EXERCISE
Copy out the rows from the first one through the line containing "y-tick-label: 600 <box>24 465 47 480</box>", including both, without any changes.
☆ ☆ ☆
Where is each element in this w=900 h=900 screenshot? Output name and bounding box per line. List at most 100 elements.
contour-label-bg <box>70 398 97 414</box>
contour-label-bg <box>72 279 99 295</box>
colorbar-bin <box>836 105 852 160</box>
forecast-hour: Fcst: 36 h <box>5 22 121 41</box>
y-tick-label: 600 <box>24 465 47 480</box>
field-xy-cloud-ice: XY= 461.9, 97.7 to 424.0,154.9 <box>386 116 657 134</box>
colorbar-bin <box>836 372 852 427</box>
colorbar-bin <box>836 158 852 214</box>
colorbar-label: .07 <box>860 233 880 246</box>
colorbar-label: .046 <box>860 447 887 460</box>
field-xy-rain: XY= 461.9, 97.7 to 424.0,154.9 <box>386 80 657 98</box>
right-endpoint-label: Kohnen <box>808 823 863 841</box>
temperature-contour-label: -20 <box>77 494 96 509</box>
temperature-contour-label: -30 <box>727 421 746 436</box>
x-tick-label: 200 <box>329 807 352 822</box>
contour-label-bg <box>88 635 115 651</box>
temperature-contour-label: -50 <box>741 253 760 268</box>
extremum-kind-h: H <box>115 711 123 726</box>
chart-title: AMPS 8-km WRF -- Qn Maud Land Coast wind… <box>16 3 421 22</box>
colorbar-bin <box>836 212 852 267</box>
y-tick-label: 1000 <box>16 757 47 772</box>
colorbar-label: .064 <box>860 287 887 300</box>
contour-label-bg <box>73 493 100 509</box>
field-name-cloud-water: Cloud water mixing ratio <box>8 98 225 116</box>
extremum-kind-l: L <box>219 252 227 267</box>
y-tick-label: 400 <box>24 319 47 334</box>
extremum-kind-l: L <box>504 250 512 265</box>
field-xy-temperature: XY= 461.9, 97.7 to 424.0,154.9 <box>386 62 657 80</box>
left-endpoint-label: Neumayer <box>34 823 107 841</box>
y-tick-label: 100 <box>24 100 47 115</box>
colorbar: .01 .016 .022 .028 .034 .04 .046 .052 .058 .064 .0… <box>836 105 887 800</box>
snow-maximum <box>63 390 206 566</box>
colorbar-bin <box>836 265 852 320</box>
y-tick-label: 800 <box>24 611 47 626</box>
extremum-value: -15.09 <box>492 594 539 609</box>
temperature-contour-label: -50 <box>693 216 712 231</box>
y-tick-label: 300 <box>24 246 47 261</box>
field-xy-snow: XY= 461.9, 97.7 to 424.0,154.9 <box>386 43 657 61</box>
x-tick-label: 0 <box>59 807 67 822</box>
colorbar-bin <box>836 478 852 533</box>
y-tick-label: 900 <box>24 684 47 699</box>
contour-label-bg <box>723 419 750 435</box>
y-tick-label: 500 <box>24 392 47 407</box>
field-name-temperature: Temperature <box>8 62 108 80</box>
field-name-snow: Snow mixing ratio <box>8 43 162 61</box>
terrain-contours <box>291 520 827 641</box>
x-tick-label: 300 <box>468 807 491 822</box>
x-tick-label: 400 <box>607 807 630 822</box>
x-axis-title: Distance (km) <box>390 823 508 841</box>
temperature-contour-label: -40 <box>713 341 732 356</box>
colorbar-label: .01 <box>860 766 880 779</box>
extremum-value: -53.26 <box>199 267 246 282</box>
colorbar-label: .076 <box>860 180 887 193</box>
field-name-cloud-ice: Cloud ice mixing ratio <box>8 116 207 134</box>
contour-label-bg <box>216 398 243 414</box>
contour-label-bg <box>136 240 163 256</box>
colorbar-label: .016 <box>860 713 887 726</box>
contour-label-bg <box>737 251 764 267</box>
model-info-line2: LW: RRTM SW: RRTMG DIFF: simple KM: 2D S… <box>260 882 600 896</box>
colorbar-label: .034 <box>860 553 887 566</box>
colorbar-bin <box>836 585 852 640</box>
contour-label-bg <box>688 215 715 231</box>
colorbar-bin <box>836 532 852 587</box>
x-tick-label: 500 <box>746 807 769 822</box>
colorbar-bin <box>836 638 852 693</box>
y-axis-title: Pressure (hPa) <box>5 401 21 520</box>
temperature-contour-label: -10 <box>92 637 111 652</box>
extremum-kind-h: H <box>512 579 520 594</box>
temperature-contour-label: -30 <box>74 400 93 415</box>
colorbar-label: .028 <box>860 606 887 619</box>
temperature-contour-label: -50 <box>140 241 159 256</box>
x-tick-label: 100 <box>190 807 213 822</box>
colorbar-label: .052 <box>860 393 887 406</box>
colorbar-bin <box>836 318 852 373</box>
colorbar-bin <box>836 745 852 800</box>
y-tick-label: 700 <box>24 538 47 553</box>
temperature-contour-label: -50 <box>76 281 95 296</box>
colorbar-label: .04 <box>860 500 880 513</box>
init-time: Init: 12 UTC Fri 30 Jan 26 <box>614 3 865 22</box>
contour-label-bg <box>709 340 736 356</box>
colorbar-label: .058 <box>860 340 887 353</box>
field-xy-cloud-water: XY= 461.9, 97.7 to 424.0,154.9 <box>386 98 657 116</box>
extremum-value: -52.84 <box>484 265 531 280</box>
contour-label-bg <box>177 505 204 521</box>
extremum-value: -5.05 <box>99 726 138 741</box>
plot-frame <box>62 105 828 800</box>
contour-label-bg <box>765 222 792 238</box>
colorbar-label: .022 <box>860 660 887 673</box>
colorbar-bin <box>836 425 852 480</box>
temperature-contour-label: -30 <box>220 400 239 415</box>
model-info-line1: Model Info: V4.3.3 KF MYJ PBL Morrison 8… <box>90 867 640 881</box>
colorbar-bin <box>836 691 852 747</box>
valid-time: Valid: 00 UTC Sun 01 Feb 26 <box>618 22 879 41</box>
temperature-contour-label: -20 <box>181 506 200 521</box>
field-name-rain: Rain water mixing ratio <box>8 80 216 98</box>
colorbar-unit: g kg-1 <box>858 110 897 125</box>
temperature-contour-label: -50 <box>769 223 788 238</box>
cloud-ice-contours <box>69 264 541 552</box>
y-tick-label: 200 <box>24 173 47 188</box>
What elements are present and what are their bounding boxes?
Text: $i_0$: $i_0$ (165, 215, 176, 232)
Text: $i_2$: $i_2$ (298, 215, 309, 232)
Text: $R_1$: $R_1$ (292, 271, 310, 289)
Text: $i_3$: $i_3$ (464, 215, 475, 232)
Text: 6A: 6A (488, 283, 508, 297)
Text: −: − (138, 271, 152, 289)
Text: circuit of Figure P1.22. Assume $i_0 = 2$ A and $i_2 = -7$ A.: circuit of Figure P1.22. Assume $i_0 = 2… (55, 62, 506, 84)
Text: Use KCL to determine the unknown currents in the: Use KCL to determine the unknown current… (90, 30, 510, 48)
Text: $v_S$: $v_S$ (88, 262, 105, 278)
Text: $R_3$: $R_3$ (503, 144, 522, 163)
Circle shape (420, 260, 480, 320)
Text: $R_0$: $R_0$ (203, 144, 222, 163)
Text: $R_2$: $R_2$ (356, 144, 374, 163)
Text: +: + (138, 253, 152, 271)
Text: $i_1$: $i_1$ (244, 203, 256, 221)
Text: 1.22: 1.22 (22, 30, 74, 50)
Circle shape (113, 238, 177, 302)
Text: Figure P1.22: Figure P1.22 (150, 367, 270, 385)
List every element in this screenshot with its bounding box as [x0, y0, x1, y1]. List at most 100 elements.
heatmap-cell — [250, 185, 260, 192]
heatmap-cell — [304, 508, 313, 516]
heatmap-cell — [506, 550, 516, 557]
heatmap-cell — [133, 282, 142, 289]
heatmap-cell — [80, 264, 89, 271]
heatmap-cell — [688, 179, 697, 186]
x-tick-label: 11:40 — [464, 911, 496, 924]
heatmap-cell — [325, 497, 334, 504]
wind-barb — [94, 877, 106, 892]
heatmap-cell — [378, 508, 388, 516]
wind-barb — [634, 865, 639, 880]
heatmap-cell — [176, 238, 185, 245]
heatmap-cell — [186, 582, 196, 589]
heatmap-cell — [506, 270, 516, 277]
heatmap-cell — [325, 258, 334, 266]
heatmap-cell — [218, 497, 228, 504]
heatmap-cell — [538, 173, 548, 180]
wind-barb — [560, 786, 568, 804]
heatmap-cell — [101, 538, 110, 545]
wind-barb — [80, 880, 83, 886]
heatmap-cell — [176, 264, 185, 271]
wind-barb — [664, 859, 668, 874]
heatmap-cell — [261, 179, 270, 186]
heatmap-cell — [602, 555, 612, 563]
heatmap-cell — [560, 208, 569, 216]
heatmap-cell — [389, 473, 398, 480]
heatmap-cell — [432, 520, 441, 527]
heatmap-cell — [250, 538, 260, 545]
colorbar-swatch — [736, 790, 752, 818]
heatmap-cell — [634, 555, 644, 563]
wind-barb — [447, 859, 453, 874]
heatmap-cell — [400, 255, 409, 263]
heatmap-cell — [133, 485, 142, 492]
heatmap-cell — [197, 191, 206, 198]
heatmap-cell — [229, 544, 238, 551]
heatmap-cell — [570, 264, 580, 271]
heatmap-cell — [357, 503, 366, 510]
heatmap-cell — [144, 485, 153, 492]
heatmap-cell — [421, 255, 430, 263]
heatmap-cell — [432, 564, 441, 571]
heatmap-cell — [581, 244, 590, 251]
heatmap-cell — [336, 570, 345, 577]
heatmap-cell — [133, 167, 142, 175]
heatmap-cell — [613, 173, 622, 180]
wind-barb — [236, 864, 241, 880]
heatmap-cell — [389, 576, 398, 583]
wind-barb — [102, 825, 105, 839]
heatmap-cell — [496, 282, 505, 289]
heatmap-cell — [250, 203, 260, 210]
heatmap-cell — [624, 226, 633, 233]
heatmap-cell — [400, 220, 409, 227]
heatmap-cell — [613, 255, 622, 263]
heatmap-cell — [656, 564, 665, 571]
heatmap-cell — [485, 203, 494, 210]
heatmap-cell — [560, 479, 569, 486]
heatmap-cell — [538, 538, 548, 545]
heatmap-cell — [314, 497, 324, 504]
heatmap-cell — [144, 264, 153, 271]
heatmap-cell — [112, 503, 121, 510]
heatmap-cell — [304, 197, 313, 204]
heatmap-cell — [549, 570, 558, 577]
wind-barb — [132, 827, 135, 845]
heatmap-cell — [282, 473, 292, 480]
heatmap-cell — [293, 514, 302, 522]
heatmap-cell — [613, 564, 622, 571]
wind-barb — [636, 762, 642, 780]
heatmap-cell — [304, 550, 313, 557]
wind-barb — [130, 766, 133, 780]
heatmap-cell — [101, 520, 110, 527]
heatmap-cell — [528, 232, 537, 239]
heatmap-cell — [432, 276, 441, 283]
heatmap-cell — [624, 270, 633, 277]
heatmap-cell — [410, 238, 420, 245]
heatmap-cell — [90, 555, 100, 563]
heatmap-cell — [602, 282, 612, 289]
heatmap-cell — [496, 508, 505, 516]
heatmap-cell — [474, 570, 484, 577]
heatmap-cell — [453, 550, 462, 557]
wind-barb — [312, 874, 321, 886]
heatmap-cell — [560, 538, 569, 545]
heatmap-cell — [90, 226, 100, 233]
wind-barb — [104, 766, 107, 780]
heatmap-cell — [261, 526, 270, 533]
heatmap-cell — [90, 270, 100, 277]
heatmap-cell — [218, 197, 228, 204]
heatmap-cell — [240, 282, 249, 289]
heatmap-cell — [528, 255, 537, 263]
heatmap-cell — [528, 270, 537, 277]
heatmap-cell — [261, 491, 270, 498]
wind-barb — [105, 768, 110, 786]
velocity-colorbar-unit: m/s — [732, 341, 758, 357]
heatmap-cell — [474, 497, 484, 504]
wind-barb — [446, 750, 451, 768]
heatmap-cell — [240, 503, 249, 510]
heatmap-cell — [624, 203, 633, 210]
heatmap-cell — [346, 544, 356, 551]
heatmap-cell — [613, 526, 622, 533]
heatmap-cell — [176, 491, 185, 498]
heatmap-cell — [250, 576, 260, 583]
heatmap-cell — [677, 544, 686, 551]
☆ ☆ ☆
EXERCISE OUTPUT
Where is each element in this w=900 h=900 screenshot? Output name and bounding box per line. List at most 100 elements.
contour-label-bg <box>70 398 97 414</box>
contour-label-bg <box>72 279 99 295</box>
colorbar-bin <box>836 105 852 160</box>
forecast-hour: Fcst: 36 h <box>5 22 121 41</box>
y-tick-label: 600 <box>24 465 47 480</box>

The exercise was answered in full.